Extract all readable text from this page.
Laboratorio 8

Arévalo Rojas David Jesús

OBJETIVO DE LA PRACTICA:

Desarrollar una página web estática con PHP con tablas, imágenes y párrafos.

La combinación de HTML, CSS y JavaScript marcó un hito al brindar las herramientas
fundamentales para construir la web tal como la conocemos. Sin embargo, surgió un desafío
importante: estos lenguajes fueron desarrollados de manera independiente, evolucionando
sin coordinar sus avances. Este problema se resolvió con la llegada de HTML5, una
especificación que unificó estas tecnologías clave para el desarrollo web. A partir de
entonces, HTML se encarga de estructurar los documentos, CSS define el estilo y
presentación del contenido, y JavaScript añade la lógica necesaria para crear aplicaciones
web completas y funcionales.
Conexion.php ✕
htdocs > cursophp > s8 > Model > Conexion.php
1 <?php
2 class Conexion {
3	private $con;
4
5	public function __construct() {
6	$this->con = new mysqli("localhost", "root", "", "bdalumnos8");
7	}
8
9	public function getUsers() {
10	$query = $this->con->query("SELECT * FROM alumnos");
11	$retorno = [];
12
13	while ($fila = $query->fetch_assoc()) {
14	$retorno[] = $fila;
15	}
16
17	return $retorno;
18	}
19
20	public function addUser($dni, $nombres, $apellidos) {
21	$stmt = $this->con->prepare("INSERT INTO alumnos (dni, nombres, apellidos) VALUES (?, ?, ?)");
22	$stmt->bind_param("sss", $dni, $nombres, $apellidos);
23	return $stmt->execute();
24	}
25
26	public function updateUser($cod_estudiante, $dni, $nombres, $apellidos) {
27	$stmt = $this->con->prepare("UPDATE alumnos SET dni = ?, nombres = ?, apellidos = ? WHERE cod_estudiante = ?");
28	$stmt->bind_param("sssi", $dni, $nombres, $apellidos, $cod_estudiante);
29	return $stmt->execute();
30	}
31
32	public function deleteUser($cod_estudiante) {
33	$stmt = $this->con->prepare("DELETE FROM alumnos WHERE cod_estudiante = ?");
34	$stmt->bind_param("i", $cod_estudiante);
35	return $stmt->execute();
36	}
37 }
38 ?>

WHAT YOU ARE ASKED TO DO: Could each line above be retyped exactly?

PROBLEM SOLUTION:
Extract all readable text from this page.
Laboratorio 8

Arévalo Rojas David Jesús

OBJETIVO DE LA PRACTICA:

Desarrollar una página web estática con PHP con tablas, imágenes y párrafos.

La combinación de HTML, CSS y JavaScript marcó un hito al brindar las herramientas
fundamentales para construir la web tal como la conocemos. Sin embargo, surgió un desafío
importante: estos lenguajes fueron desarrollados de manera independiente, evolucionando
sin coordinar sus avances. Este problema se resolvió con la llegada de HTML5, una
especificación que unificó estas tecnologías clave para el desarrollo web. A partir de
entonces, HTML se encarga de estructurar los documentos, CSS define el estilo y
presentación del contenido, y JavaScript añade la lógica necesaria para crear aplicaciones
web completas y funcionales.
Conexion.php ✕
htdocs > cursophp > s8 > Model > Conexion.php
1 <?php
2 class Conexion {
3	private $con;
4
5	public function __construct() {
6	$this->con = new mysqli("localhost", "root", "", "bdalumnos8");
7	}
8
9	public function getUsers() {
10	$query = $this->con->query("SELECT * FROM alumnos");
11	$retorno = [];
12
13	while ($fila = $query->fetch_assoc()) {
14	$retorno[] = $fila;
15	}
16
17	return $retorno;
18	}
19
20	public function addUser($dni, $nombres, $apellidos) {
21	$stmt = $this->con->prepare("INSERT INTO alumnos (dni, nombres, apellidos) VALUES (?, ?, ?)");
22	$stmt->bind_param("sss", $dni, $nombres, $apellidos);
23	return $stmt->execute();
24	}
25
26	public function updateUser($cod_estudiante, $dni, $nombres, $apellidos) {
27	$stmt = $this->con->prepare("UPDATE alumnos SET dni = ?, nombres = ?, apellidos = ? WHERE cod_estudiante = ?");
28	$stmt->bind_param("sssi", $dni, $nombres, $apellidos, $cod_estudiante);
29	return $stmt->execute();
30	}
31
32	public function deleteUser($cod_estudiante) {
33	$stmt = $this->con->prepare("DELETE FROM alumnos WHERE cod_estudiante = ?");
34	$stmt->bind_param("i", $cod_estudiante);
35	return $stmt->execute();
36	}
37 }
38 ?>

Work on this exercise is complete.